Job
Write only the number of lines holding the string "type".

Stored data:
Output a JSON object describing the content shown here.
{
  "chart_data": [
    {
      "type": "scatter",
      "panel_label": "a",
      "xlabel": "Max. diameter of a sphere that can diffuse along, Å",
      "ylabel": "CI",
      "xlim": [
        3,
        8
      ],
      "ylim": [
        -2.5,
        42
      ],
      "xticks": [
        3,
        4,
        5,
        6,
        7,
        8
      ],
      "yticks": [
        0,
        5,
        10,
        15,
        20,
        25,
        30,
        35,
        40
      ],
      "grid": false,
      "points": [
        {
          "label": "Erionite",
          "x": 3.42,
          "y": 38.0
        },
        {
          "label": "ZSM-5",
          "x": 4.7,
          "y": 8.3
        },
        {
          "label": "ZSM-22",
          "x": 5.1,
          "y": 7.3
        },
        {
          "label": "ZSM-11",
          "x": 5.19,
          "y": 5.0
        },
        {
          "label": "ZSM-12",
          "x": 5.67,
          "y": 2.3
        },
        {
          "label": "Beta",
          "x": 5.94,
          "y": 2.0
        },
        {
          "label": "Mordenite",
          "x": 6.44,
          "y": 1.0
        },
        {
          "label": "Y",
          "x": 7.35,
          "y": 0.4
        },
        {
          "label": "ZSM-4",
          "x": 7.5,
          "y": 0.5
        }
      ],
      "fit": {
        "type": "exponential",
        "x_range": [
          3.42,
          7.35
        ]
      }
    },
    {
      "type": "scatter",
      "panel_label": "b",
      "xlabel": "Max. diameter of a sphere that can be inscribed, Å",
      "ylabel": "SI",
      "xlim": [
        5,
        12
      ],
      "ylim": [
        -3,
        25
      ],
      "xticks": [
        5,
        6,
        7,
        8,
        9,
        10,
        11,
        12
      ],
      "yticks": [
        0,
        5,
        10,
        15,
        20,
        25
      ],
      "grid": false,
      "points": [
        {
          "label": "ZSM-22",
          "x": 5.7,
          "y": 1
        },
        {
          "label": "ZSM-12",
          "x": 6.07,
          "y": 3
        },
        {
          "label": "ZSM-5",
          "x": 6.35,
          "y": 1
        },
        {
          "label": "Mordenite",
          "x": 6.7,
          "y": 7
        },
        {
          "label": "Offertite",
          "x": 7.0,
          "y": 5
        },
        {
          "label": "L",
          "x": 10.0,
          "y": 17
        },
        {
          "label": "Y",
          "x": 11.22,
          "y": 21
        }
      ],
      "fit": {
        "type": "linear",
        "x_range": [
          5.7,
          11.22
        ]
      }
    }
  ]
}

Exercise output
4